# start of DATA FOR THIS EXERCISE

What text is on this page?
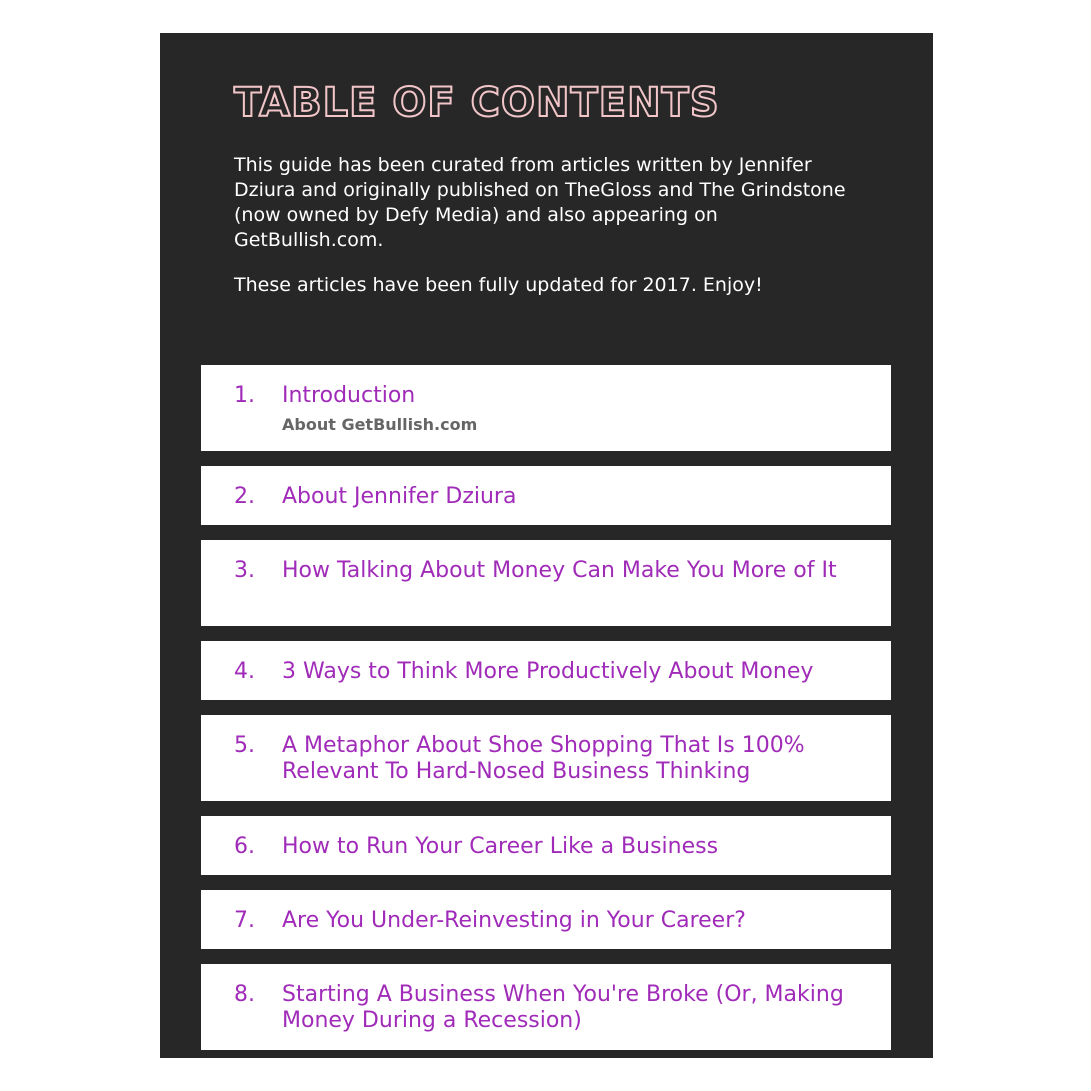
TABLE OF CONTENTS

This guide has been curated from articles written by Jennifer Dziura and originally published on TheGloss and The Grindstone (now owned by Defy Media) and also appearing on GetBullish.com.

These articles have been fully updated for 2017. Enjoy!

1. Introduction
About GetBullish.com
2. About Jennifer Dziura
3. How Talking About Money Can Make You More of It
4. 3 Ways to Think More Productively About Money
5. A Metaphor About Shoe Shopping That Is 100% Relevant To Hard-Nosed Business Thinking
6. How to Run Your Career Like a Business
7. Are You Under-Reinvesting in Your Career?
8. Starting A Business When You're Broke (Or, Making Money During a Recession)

# end of DATA FOR THIS EXERCISE

▶ [WRITTEN PROBLEM]:
Write out the listing above again, exactly, but with no pictures in the copy.

▶ [RESULT FOR THIS TASK]:
What text is on this page?
TABLE OF CONTENTS

This guide has been curated from articles written by Jennifer Dziura and originally published on TheGloss and The Grindstone (now owned by Defy Media) and also appearing on GetBullish.com.

These articles have been fully updated for 2017. Enjoy!

1. Introduction
About GetBullish.com
2. About Jennifer Dziura
3. How Talking About Money Can Make You More of It
4. 3 Ways to Think More Productively About Money
5. A Metaphor About Shoe Shopping That Is 100% Relevant To Hard-Nosed Business Thinking
6. How to Run Your Career Like a Business
7. Are You Under-Reinvesting in Your Career?
8. Starting A Business When You're Broke (Or, Making Money During a Recession)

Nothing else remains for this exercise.